Dataset extract:
════════════════

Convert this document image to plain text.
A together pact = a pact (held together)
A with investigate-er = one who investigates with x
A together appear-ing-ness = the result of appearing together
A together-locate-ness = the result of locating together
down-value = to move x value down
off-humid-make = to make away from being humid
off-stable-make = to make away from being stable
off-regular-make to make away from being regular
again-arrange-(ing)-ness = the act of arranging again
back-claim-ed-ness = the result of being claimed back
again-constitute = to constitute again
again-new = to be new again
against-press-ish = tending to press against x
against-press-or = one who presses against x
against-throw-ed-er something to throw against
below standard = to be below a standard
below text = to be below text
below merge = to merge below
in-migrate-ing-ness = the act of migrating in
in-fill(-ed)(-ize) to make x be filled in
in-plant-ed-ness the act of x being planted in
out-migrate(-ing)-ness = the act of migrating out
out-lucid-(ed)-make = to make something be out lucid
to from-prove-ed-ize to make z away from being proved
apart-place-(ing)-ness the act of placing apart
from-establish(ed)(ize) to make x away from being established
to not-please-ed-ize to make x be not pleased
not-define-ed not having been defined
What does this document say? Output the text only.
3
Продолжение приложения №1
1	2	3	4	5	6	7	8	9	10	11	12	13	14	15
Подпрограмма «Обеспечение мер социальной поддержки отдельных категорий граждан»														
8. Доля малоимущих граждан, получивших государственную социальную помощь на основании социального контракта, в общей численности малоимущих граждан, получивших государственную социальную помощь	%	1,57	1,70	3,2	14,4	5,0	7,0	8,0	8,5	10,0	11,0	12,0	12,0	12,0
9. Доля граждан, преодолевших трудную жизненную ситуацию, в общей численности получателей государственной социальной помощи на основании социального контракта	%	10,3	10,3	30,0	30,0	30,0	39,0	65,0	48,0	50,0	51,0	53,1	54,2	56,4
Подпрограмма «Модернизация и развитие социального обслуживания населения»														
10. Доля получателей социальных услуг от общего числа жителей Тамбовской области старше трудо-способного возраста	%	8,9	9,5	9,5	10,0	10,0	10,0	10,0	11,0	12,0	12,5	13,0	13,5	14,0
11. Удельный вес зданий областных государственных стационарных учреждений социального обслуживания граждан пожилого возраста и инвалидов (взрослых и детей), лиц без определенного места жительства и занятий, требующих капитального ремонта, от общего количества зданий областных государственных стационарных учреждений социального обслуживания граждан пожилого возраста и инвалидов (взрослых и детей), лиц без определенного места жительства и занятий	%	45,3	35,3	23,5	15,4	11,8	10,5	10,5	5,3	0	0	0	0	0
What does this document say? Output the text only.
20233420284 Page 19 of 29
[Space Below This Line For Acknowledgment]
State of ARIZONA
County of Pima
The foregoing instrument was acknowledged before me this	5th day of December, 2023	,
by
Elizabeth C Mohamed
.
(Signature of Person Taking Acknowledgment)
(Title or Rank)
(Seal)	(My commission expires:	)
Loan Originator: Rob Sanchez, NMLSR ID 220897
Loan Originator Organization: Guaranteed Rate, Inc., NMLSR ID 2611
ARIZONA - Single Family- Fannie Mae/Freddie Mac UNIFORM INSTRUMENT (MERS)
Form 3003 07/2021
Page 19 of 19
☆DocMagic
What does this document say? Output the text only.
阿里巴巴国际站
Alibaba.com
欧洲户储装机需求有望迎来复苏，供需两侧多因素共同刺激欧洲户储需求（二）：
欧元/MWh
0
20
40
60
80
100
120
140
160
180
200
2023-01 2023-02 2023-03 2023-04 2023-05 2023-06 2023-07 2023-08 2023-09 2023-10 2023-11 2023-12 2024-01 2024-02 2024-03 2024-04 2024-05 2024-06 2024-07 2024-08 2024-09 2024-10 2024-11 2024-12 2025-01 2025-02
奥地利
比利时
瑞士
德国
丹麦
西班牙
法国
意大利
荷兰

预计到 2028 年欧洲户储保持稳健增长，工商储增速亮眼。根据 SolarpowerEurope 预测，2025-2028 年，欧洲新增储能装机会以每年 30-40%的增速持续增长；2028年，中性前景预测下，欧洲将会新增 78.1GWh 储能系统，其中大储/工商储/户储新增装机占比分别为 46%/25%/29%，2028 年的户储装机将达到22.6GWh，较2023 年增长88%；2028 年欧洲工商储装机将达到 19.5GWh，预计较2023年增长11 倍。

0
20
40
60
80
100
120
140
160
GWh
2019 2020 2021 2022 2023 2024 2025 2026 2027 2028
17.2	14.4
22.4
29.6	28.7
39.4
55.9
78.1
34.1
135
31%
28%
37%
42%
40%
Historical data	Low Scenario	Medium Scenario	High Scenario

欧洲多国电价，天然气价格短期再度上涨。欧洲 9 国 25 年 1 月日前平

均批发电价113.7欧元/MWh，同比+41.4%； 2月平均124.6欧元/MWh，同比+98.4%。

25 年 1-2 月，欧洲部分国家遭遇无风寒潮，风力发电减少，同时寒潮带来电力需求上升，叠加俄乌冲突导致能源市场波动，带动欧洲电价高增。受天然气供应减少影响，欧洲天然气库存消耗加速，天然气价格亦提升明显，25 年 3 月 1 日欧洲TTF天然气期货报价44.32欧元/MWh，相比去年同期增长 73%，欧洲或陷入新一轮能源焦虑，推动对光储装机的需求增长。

════════════════

What this task involves: Find every line above that contains the word "социальной", and return each one.

Task output:
Подпрограмма «Обеспечение мер социальной поддержки отдельных категорий граждан»														
9. Доля граждан, преодолевших трудную жизненную ситуацию, в общей численности получателей государственной социальной помощи на основании социального контракта	%	10,3	10,3	30,0	30,0	30,0	39,0	65,0	48,0	50,0	51,0	53,1	54,2	56,4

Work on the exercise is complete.